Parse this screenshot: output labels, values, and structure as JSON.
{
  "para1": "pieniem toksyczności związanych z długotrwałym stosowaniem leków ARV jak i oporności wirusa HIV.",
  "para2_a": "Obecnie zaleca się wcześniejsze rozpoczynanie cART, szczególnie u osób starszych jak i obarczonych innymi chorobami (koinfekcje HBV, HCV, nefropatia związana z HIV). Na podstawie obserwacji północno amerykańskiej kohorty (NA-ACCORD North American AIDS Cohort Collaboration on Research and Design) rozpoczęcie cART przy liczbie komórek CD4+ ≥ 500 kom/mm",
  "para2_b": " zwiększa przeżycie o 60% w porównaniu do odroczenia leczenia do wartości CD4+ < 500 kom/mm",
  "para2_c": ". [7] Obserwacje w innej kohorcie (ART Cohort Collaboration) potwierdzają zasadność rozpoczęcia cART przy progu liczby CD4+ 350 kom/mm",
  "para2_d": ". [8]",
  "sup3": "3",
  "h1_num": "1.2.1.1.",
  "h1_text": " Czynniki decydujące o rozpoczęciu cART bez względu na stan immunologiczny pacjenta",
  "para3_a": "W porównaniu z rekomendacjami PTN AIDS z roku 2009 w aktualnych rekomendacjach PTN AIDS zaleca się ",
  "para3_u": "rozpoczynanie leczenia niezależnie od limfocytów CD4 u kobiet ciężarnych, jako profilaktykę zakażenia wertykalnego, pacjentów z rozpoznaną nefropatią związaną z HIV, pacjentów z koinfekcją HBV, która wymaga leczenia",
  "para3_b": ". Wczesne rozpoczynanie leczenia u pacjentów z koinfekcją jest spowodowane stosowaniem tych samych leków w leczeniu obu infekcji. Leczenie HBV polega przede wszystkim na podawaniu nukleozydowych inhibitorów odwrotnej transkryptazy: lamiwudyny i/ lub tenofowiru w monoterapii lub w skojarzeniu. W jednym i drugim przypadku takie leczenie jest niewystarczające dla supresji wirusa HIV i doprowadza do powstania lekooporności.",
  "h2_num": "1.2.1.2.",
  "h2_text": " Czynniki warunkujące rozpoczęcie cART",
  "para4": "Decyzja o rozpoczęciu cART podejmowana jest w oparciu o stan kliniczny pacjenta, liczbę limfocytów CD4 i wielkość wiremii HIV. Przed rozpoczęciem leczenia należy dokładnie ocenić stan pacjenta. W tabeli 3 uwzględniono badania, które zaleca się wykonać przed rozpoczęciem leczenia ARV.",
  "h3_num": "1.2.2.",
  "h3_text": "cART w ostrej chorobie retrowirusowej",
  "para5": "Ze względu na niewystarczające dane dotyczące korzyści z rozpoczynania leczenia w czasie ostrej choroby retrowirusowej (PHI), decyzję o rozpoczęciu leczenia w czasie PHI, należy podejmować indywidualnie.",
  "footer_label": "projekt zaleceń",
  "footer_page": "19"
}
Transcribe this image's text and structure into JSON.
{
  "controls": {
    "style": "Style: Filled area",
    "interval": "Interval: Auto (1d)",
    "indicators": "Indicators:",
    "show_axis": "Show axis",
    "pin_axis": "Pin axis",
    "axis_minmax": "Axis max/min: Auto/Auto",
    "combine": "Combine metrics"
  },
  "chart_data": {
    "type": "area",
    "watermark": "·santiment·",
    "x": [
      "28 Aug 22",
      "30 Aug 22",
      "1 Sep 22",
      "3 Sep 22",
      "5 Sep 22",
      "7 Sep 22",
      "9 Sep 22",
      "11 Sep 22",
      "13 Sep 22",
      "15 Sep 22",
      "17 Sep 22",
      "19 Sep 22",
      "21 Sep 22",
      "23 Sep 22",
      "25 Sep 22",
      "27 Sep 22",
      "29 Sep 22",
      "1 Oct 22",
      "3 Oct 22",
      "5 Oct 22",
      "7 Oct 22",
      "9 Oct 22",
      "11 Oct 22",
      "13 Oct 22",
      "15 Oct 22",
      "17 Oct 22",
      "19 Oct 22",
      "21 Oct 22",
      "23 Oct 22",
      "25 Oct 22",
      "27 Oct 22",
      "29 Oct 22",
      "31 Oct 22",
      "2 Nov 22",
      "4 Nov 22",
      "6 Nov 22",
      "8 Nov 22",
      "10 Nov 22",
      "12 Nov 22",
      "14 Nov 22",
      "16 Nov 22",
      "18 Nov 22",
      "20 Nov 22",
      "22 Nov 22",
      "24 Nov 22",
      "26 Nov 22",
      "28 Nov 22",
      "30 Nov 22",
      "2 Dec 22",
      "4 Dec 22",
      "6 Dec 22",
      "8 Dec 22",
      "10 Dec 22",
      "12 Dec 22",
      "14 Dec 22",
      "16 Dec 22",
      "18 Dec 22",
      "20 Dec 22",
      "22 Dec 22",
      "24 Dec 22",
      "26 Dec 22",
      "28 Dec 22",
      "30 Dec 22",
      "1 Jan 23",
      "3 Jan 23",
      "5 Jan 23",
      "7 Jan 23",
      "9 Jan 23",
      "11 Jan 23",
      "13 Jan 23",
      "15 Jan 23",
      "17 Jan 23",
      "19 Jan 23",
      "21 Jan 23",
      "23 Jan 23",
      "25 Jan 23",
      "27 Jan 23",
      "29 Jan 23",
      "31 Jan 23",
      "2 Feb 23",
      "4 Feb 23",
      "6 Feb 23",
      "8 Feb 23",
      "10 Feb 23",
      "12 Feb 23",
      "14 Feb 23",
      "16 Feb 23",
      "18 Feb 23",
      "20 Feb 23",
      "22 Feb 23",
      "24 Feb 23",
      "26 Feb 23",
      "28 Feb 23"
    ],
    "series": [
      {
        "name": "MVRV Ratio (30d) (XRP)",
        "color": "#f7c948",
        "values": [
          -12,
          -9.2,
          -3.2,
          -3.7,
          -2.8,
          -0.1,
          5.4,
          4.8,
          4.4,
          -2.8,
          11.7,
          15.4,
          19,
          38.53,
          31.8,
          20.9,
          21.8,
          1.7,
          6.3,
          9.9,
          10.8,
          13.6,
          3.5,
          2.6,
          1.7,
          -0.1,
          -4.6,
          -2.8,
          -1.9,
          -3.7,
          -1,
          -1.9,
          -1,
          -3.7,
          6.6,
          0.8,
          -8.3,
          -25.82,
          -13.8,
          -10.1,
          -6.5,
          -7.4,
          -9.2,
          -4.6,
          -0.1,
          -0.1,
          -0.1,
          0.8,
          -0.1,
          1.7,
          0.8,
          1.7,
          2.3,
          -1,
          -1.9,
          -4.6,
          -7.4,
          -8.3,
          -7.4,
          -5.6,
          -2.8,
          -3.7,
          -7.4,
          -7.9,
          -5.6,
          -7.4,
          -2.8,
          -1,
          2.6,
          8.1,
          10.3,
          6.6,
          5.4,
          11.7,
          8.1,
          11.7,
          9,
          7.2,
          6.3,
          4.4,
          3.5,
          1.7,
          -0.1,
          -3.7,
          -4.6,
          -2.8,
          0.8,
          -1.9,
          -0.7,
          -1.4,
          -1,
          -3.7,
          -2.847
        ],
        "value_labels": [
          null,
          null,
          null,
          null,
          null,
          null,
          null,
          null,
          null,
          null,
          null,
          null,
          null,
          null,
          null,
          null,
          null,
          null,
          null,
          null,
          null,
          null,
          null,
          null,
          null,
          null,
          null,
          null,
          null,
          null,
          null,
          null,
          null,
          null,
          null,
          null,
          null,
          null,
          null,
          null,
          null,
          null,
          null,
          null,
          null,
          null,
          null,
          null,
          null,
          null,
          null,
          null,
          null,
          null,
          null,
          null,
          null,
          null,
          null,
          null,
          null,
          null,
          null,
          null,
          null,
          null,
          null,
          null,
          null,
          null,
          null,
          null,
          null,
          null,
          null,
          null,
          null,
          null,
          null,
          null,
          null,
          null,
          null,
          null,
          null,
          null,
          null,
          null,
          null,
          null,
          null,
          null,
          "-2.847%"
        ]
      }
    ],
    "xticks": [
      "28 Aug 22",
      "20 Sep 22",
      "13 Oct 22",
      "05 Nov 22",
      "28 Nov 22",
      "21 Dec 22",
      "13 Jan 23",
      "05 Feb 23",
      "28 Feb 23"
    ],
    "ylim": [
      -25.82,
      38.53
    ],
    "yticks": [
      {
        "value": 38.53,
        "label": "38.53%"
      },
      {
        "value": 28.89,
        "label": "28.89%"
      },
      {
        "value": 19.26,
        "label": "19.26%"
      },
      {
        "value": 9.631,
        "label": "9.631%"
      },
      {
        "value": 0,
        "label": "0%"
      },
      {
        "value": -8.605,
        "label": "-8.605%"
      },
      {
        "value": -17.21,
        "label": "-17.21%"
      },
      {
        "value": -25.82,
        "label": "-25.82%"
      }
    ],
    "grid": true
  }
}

★ ★ ★ ★ ★

Identify each line containing the string "niewystarczające" and copy it out.

  "para3_b": ". Wczesne rozpoczynanie leczenia u pacjentów z koinfekcją jest spowodowane stosowaniem tych samych leków w leczeniu obu infekcji. Leczenie HBV polega przede wszystkim na podawaniu nukleozydowych inhibitorów odwrotnej transkryptazy: lamiwudyny i/ lub tenofowiru w monoterapii lub w skojarzeniu. W jednym i drugim przypadku takie leczenie jest niewystarczające dla supresji wirusa HIV i doprowadza do powstania lekooporności.",
  "para5": "Ze względu na niewystarczające dane dotyczące korzyści z rozpoczynania leczenia w czasie ostrej choroby retrowirusowej (PHI), decyzję o rozpoczęciu leczenia w czasie PHI, należy podejmować indywidualnie.",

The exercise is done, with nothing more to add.